Data:

◆ ◆ ◆

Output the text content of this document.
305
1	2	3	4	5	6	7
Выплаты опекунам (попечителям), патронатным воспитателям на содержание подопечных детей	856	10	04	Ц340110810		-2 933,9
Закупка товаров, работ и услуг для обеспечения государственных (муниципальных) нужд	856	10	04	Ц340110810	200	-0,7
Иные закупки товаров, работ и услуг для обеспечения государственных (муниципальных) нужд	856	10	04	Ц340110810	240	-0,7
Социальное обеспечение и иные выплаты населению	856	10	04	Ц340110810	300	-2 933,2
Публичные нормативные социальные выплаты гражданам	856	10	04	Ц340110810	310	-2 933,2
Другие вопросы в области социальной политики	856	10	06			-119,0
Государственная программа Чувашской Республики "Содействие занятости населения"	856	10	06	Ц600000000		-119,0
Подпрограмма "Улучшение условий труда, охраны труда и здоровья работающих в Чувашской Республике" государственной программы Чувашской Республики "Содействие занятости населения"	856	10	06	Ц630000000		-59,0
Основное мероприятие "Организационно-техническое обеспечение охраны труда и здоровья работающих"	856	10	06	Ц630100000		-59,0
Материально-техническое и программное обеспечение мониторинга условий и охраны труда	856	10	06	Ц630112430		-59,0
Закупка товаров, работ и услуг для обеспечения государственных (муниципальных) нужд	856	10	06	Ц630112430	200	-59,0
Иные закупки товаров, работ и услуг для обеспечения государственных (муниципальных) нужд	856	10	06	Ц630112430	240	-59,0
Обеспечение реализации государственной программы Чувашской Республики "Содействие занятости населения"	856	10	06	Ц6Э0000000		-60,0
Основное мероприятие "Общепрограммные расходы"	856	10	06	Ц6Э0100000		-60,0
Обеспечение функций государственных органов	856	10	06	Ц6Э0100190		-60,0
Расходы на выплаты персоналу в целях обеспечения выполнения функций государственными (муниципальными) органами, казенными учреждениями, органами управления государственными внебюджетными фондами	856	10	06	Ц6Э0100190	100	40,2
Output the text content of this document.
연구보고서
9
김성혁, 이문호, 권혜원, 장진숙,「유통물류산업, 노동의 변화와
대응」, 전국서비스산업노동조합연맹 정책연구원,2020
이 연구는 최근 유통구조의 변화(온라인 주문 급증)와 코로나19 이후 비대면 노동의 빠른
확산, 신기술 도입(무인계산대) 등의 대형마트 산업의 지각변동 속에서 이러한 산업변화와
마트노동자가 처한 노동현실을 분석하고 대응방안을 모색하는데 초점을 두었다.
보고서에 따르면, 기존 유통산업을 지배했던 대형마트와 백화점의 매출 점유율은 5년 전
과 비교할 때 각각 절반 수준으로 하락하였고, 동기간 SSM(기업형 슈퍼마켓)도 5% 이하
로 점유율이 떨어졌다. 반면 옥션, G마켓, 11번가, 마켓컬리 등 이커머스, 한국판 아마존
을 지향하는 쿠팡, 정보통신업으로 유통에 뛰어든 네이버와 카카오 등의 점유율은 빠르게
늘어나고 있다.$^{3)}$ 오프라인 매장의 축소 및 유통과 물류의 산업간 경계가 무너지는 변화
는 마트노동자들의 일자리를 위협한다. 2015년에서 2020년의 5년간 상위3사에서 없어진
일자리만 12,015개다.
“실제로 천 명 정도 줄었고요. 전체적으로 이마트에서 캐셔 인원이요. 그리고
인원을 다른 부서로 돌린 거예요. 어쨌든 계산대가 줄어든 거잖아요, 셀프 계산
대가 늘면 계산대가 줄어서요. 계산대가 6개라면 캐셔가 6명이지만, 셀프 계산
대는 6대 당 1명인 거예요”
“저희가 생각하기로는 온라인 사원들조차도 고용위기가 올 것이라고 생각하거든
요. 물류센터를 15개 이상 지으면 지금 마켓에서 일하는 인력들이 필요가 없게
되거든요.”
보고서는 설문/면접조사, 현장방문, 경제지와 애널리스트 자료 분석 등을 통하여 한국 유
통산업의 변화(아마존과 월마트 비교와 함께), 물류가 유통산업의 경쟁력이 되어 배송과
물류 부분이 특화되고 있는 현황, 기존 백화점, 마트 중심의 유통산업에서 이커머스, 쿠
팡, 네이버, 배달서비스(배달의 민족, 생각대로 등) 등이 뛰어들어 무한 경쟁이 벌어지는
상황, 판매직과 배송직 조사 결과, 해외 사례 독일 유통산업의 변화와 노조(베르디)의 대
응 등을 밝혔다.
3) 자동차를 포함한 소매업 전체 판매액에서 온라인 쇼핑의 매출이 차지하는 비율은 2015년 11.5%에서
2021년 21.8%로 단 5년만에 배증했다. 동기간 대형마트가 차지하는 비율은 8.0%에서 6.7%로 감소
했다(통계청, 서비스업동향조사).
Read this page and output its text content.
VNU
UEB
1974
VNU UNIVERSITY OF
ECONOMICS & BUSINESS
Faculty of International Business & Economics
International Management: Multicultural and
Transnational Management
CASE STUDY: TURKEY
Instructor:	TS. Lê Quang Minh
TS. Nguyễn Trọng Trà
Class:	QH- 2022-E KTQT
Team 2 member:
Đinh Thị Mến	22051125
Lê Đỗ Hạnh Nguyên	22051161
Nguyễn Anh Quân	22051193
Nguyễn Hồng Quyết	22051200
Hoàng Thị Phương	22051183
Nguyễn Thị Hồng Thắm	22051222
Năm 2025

◆ ◆ ◆

Give the listing above again, word for word.

Result of the task:
Output the text content of this document.
305
1	2	3	4	5	6	7
Выплаты опекунам (попечителям), патронатным воспитателям на содержание подопечных детей	856	10	04	Ц340110810		-2 933,9
Закупка товаров, работ и услуг для обеспечения государственных (муниципальных) нужд	856	10	04	Ц340110810	200	-0,7
Иные закупки товаров, работ и услуг для обеспечения государственных (муниципальных) нужд	856	10	04	Ц340110810	240	-0,7
Социальное обеспечение и иные выплаты населению	856	10	04	Ц340110810	300	-2 933,2
Публичные нормативные социальные выплаты гражданам	856	10	04	Ц340110810	310	-2 933,2
Другие вопросы в области социальной политики	856	10	06			-119,0
Государственная программа Чувашской Республики "Содействие занятости населения"	856	10	06	Ц600000000		-119,0
Подпрограмма "Улучшение условий труда, охраны труда и здоровья работающих в Чувашской Республике" государственной программы Чувашской Республики "Содействие занятости населения"	856	10	06	Ц630000000		-59,0
Основное мероприятие "Организационно-техническое обеспечение охраны труда и здоровья работающих"	856	10	06	Ц630100000		-59,0
Материально-техническое и программное обеспечение мониторинга условий и охраны труда	856	10	06	Ц630112430		-59,0
Закупка товаров, работ и услуг для обеспечения государственных (муниципальных) нужд	856	10	06	Ц630112430	200	-59,0
Иные закупки товаров, работ и услуг для обеспечения государственных (муниципальных) нужд	856	10	06	Ц630112430	240	-59,0
Обеспечение реализации государственной программы Чувашской Республики "Содействие занятости населения"	856	10	06	Ц6Э0000000		-60,0
Основное мероприятие "Общепрограммные расходы"	856	10	06	Ц6Э0100000		-60,0
Обеспечение функций государственных органов	856	10	06	Ц6Э0100190		-60,0
Расходы на выплаты персоналу в целях обеспечения выполнения функций государственными (муниципальными) органами, казенными учреждениями, органами управления государственными внебюджетными фондами	856	10	06	Ц6Э0100190	100	40,2
Output the text content of this document.
연구보고서
9
김성혁, 이문호, 권혜원, 장진숙,「유통물류산업, 노동의 변화와
대응」, 전국서비스산업노동조합연맹 정책연구원,2020
이 연구는 최근 유통구조의 변화(온라인 주문 급증)와 코로나19 이후 비대면 노동의 빠른
확산, 신기술 도입(무인계산대) 등의 대형마트 산업의 지각변동 속에서 이러한 산업변화와
마트노동자가 처한 노동현실을 분석하고 대응방안을 모색하는데 초점을 두었다.
보고서에 따르면, 기존 유통산업을 지배했던 대형마트와 백화점의 매출 점유율은 5년 전
과 비교할 때 각각 절반 수준으로 하락하였고, 동기간 SSM(기업형 슈퍼마켓)도 5% 이하
로 점유율이 떨어졌다. 반면 옥션, G마켓, 11번가, 마켓컬리 등 이커머스, 한국판 아마존
을 지향하는 쿠팡, 정보통신업으로 유통에 뛰어든 네이버와 카카오 등의 점유율은 빠르게
늘어나고 있다.$^{3)}$ 오프라인 매장의 축소 및 유통과 물류의 산업간 경계가 무너지는 변화
는 마트노동자들의 일자리를 위협한다. 2015년에서 2020년의 5년간 상위3사에서 없어진
일자리만 12,015개다.
“실제로 천 명 정도 줄었고요. 전체적으로 이마트에서 캐셔 인원이요. 그리고
인원을 다른 부서로 돌린 거예요. 어쨌든 계산대가 줄어든 거잖아요, 셀프 계산
대가 늘면 계산대가 줄어서요. 계산대가 6개라면 캐셔가 6명이지만, 셀프 계산
대는 6대 당 1명인 거예요”
“저희가 생각하기로는 온라인 사원들조차도 고용위기가 올 것이라고 생각하거든
요. 물류센터를 15개 이상 지으면 지금 마켓에서 일하는 인력들이 필요가 없게
되거든요.”
보고서는 설문/면접조사, 현장방문, 경제지와 애널리스트 자료 분석 등을 통하여 한국 유
통산업의 변화(아마존과 월마트 비교와 함께), 물류가 유통산업의 경쟁력이 되어 배송과
물류 부분이 특화되고 있는 현황, 기존 백화점, 마트 중심의 유통산업에서 이커머스, 쿠
팡, 네이버, 배달서비스(배달의 민족, 생각대로 등) 등이 뛰어들어 무한 경쟁이 벌어지는
상황, 판매직과 배송직 조사 결과, 해외 사례 독일 유통산업의 변화와 노조(베르디)의 대
응 등을 밝혔다.
3) 자동차를 포함한 소매업 전체 판매액에서 온라인 쇼핑의 매출이 차지하는 비율은 2015년 11.5%에서
2021년 21.8%로 단 5년만에 배증했다. 동기간 대형마트가 차지하는 비율은 8.0%에서 6.7%로 감소
했다(통계청, 서비스업동향조사).
Read this page and output its text content.
VNU
UEB
1974
VNU UNIVERSITY OF
ECONOMICS & BUSINESS
Faculty of International Business & Economics
International Management: Multicultural and
Transnational Management
CASE STUDY: TURKEY
Instructor:	TS. Lê Quang Minh
TS. Nguyễn Trọng Trà
Class:	QH- 2022-E KTQT
Team 2 member:
Đinh Thị Mến	22051125
Lê Đỗ Hạnh Nguyên	22051161
Nguyễn Anh Quân	22051193
Nguyễn Hồng Quyết	22051200
Hoàng Thị Phương	22051183
Nguyễn Thị Hồng Thắm	22051222
Năm 2025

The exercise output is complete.